◆ **Directive**
Below are the records. List every line holding the word "JSON".

┌─ Task data

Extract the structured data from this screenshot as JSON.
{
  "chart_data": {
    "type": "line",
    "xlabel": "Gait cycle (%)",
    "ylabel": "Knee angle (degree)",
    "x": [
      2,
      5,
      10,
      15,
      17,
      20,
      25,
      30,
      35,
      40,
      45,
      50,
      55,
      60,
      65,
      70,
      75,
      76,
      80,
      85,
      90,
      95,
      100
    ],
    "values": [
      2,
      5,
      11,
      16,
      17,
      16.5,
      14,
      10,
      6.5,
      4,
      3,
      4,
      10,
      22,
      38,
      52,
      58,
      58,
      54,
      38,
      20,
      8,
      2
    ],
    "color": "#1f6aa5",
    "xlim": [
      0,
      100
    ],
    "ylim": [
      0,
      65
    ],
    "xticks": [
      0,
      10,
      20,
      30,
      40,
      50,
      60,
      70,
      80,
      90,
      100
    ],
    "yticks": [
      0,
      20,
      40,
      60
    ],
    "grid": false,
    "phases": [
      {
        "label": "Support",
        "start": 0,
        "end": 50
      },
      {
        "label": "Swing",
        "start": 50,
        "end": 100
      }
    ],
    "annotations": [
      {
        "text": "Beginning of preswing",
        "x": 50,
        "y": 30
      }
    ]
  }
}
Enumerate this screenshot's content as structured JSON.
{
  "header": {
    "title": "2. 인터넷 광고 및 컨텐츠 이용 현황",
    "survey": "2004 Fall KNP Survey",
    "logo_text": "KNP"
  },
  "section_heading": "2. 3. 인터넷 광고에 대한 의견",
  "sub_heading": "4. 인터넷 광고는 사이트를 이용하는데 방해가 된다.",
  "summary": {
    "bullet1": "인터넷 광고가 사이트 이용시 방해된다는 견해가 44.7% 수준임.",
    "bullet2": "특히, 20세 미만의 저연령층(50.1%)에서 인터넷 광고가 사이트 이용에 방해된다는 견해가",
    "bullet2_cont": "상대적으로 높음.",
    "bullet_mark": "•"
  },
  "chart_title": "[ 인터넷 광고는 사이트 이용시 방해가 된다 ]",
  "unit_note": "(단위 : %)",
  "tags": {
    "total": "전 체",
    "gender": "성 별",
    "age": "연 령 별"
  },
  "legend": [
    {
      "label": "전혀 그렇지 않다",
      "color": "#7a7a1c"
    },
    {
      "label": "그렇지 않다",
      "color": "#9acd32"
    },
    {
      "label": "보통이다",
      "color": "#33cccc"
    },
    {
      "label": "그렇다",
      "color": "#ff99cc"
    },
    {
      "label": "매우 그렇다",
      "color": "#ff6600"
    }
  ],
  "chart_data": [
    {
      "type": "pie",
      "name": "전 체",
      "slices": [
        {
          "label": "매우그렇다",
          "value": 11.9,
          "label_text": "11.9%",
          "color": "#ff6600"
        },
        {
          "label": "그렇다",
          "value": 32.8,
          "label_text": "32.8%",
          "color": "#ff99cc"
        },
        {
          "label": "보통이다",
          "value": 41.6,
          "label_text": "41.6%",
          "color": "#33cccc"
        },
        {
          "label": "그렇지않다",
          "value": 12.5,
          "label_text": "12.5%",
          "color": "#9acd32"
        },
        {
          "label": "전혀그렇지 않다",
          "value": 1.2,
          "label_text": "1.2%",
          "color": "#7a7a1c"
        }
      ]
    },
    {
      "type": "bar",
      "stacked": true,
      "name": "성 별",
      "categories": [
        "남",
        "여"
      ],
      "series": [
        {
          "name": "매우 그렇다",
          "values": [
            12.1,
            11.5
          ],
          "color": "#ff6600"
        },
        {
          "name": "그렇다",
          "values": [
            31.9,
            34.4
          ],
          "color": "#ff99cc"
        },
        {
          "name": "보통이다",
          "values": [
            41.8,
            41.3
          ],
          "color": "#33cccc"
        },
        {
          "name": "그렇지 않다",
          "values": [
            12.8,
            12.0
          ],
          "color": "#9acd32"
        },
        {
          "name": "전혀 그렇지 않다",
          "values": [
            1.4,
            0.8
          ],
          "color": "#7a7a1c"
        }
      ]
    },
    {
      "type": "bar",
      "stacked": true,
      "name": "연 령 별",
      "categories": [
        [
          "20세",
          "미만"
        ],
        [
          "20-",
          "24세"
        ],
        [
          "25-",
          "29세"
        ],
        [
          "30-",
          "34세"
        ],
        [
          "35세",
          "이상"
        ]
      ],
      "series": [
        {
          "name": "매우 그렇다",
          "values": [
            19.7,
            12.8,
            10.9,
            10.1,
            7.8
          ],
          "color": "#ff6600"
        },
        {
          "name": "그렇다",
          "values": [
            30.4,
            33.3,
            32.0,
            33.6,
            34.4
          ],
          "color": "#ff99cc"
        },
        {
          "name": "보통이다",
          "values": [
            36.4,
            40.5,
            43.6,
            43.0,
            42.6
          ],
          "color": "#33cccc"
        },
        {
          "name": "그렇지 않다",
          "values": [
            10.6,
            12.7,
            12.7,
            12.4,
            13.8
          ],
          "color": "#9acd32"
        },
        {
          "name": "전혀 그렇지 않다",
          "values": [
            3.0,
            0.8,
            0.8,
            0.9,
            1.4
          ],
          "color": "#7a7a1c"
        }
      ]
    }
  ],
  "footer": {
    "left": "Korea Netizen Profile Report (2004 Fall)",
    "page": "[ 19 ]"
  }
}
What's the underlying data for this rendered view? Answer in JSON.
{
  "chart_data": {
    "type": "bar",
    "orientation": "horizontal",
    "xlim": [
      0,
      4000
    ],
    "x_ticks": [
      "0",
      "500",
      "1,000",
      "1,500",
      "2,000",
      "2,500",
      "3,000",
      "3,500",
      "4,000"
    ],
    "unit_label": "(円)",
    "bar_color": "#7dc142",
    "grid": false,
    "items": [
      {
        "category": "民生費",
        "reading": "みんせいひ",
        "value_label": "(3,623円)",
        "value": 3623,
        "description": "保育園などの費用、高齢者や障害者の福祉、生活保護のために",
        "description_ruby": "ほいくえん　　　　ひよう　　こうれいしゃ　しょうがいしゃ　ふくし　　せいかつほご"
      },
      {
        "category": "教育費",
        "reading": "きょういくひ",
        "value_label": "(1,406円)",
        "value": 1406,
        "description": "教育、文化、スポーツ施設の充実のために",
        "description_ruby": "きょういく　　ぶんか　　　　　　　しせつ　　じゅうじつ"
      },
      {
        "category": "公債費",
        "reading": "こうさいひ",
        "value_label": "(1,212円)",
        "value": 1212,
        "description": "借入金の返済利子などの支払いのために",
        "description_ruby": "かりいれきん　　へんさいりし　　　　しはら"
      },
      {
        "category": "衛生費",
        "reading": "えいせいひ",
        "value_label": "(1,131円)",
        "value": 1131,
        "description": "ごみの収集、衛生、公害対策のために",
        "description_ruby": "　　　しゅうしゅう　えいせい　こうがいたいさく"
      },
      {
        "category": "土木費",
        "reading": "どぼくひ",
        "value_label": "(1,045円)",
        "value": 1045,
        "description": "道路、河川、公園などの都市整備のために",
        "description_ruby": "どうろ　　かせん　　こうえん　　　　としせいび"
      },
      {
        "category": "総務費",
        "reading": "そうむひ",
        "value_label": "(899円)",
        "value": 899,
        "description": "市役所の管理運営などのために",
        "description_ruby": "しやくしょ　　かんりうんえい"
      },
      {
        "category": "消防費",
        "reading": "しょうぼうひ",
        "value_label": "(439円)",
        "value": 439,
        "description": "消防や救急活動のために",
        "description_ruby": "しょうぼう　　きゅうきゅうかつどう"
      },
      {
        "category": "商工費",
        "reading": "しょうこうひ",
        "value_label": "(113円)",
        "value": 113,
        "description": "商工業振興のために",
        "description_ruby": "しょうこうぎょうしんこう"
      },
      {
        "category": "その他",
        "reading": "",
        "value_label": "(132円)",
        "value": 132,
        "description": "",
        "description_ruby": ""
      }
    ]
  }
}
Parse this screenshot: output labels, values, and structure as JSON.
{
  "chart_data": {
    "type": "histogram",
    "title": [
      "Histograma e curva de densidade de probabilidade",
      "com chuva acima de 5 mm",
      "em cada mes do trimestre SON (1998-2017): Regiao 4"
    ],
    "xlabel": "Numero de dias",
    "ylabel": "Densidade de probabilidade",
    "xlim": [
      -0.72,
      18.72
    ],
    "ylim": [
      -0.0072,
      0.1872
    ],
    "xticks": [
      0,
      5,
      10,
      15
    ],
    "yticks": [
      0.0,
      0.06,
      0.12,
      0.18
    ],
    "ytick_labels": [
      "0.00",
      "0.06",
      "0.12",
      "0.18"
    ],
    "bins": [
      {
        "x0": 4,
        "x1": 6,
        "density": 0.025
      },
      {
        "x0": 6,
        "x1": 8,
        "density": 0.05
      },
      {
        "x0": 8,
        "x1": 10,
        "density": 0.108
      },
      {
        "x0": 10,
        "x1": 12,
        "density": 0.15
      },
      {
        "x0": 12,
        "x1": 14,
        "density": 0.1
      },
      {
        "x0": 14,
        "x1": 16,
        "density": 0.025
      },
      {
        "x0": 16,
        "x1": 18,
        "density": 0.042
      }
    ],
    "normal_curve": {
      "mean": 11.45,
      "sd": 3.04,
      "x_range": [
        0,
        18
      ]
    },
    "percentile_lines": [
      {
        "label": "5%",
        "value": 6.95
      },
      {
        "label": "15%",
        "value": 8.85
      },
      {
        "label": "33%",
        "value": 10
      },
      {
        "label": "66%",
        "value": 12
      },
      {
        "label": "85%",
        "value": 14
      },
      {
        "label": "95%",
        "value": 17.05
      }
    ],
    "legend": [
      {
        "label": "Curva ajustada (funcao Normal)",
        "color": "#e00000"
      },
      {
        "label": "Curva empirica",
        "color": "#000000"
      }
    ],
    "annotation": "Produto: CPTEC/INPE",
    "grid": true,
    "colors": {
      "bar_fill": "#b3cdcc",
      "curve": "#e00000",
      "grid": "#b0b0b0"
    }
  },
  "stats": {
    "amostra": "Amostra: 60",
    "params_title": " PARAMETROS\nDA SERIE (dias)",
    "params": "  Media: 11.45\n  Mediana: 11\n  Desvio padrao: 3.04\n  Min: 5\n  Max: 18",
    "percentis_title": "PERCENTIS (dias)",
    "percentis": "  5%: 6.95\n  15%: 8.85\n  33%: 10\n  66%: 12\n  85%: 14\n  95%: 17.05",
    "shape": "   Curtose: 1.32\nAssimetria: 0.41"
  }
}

└─

◆ **Written answer**
Extract the structured data from this screenshot as JSON.
Enumerate this screenshot's content as structured JSON.
What's the underlying data for this rendered view? Answer in JSON.
Parse this screenshot: output labels, values, and structure as JSON.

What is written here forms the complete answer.